§ TEXT EXTRACT:
* Start *

Welcome to intro class, Blazingnyancat!  :smiley: 

Congrats on the ld! Those DCs can be so misleading, right? Hopefully next time they will play along and not distract you from your goals.

----------


## blazingnyancat

@NyxCC 
DC'S can be assholes I remember one time a DC came up to me and shot me in the face...
*ILD'S That Suits me:*
DILD and, MILD I've been doing a combination of these for 5 days.
The only Lucid I've have was from a MILD.

----------


## blazingnyancat

*9/9/2014:*
Fell Asleep around 10:00 PM
*9/10/2014:*
Had a Dream where this boy took my Dollar coin and put it into a Arcade Machine I got sad, but Jesus came to me and gave me a Dollar Coin in my room.
In my room there was that guy from the simpsons (church guy) but he was white not yellow.
And had a dream where Bart was posing for art and he had a friend and he got sad becuase he didn't want his friend to pose.
Woke up around 6:20 AM

----------


## blazingnyancat

The Past 2 nights I don't remember any dreams .-.

----------


## blazingnyancat

I remember this dream from last night:
I delayed a movie everyone in the world wanted to see it got delayed 90 years...

----------


## blazingnyancat

2nd LD!
I woke up I was in a similar room but different...next to me was 1's 5's 10's 20's 50's 80's 100's 500's dollar bills I took them I smiled greedly. My dad walked in "Where did you get those?" I shrugged "Next to my bed." I was guilty so I gave him all the money except the 80 dollar bill and put it in my pocket. And, something snapped in me I was lucid! I looked at my left hand there was 5 fingers but I counted them as Six, on my right had there was 8 fingers I counted them as seven. I sticked one of my Right fingers into my left hand to see if it could phase through and it did well at least the fingernail. I thought 'Hmm what should I do?' I went into the kitchen there was a thing forgot what it was called Privacy curtain? I moved that aside and, I thought 'There is no one in the house.' I looked outside there was a beautuful red bird then I thought 'Hinkly (My pet Cat), Cassie (Sister), Alex (Brother), Demera (Sister), Tooies (Pet Rats), Mom, Dad is in the house.' becuase I was lonley after seeing that beatuful red bird I walked to the bathroom wondering what my reflection is like I waited I think my dad or sis was in their I didn't bother knocking a thought came into my head 'Your reflection will scare you to death like Racoon ashes.' And *I woke up dissapointed.* _(YAY SECOND LD)_
I didn't even try at all to LD I woke up went to the bathroom thought one second about LDING went to bed layed on my side and I fell asleep fast, had wierd dreams I don't remember but I had this as the Racoon ashes thought came into play my eyes opened and, It was daytime I smirked and thought 'YES!'
The LD was around 3-5 minutes.

* End *

§ EXCERPTED RECORDS:

* Start *

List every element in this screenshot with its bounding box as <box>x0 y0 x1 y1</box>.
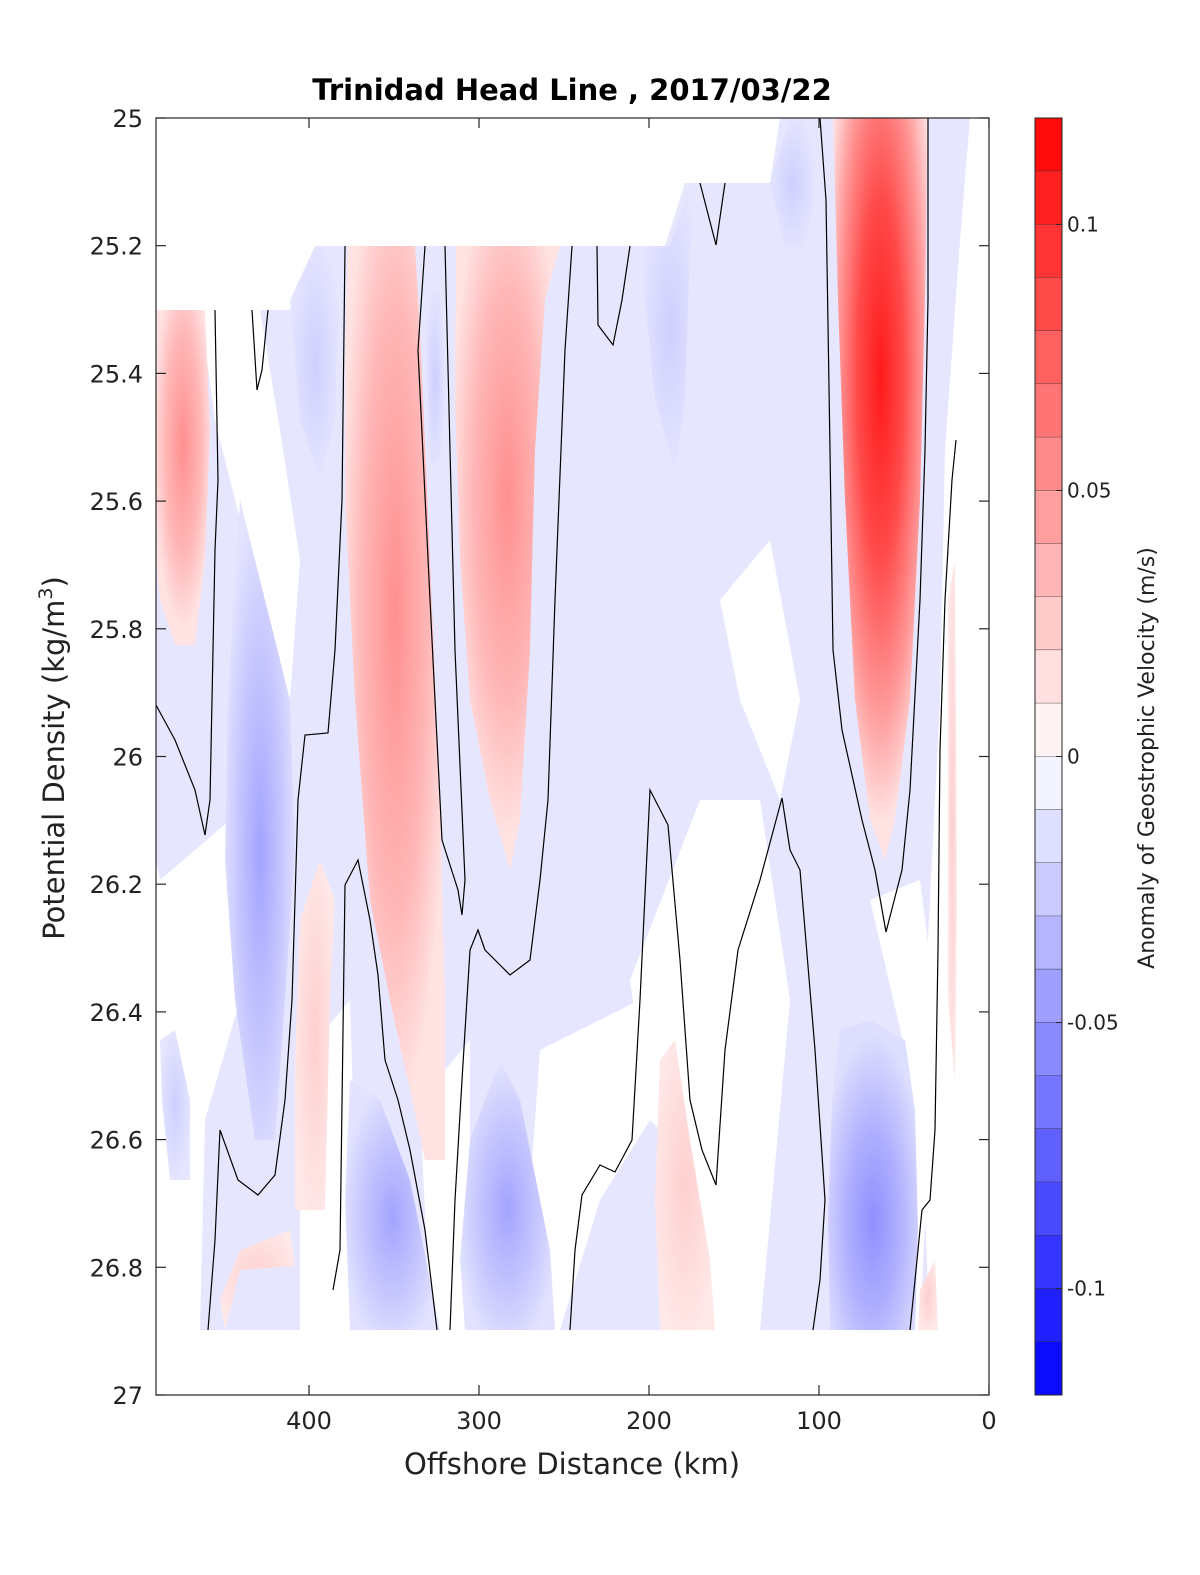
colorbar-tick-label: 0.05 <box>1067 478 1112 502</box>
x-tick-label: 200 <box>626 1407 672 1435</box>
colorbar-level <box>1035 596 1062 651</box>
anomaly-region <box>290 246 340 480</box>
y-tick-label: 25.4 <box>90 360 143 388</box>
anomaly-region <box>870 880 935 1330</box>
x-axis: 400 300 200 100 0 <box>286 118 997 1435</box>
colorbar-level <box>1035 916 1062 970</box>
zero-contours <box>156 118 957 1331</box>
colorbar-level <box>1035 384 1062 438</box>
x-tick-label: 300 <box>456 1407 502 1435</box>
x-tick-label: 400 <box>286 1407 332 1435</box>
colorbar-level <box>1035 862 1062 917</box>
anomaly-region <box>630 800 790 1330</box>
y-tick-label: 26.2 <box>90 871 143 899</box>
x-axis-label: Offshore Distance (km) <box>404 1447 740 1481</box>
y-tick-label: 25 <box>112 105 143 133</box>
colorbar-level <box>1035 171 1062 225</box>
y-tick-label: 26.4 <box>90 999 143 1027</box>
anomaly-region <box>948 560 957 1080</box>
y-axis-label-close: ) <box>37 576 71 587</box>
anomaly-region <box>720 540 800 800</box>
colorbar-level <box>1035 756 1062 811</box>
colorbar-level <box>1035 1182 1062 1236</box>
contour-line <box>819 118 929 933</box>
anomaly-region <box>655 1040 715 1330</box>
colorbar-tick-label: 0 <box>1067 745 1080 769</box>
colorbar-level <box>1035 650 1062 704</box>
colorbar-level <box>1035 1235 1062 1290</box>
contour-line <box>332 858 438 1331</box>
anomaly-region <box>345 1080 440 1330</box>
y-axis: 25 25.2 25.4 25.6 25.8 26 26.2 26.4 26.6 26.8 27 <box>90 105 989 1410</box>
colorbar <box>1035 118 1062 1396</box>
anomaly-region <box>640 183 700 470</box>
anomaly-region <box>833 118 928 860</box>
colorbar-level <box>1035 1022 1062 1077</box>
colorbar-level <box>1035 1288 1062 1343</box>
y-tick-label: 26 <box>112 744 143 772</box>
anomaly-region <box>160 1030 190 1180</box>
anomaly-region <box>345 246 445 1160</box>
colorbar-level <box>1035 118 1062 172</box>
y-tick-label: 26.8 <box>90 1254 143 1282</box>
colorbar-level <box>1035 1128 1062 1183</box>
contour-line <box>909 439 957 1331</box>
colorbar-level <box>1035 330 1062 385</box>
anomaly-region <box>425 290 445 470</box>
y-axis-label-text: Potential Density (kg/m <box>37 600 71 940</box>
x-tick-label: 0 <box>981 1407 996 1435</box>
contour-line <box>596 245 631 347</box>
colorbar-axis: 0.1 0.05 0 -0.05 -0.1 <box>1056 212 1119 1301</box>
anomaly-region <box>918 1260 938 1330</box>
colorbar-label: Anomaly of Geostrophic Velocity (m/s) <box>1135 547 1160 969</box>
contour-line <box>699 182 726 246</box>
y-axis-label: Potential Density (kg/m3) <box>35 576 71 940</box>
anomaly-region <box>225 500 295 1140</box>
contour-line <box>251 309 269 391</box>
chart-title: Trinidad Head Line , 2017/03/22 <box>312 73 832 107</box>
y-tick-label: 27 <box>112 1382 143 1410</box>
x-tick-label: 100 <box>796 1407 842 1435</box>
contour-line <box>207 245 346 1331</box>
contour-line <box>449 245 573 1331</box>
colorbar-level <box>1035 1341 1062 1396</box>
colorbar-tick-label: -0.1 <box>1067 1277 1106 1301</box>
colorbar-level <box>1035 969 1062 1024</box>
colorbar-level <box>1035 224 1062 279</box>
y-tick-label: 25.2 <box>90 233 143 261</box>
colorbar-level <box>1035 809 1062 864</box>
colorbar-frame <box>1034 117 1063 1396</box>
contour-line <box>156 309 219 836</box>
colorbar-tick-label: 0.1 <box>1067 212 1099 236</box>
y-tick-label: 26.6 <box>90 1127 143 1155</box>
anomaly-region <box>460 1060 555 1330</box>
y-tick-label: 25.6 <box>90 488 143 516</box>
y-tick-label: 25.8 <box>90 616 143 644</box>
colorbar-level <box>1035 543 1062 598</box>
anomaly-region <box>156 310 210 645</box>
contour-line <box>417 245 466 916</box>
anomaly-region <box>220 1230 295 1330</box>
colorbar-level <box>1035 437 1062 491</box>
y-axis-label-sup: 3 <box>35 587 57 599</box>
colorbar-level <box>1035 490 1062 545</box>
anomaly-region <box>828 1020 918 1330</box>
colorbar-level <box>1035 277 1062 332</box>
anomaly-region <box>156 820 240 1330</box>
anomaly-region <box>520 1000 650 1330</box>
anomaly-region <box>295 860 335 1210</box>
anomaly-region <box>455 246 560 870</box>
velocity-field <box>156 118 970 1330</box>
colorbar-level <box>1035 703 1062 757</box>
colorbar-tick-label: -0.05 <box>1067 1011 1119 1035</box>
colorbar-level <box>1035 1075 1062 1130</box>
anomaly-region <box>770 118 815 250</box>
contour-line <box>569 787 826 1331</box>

* End *

§ REQUESTS:
[1] Reproduce the passage from the dream journal thread between "Welcome to intro" and "in the face...", inclusive.
[2] In the dream journal thread, at about what time did the writer wake up on 9/10/2014?
[3] Render this sentence from the dream journal thread into Spanish: "Hopefully next time they will play along and not distract you from your goals."

§ ANSWERS PER TASK:
[1]
Welcome to intro class, Blazingnyancat!  :smiley: 

Congrats on the ld! Those DCs can be so misleading, right? Hopefully next time they will play along and not distract you from your goals.

----------


## blazingnyancat

@NyxCC 
DC'S can be assholes I remember one time a DC came up to me and shot me in the face...

[2] Around 6:20 AM.

[3] Ojalá que la próxima vez te sigan el juego y no te distraigan de tus metas.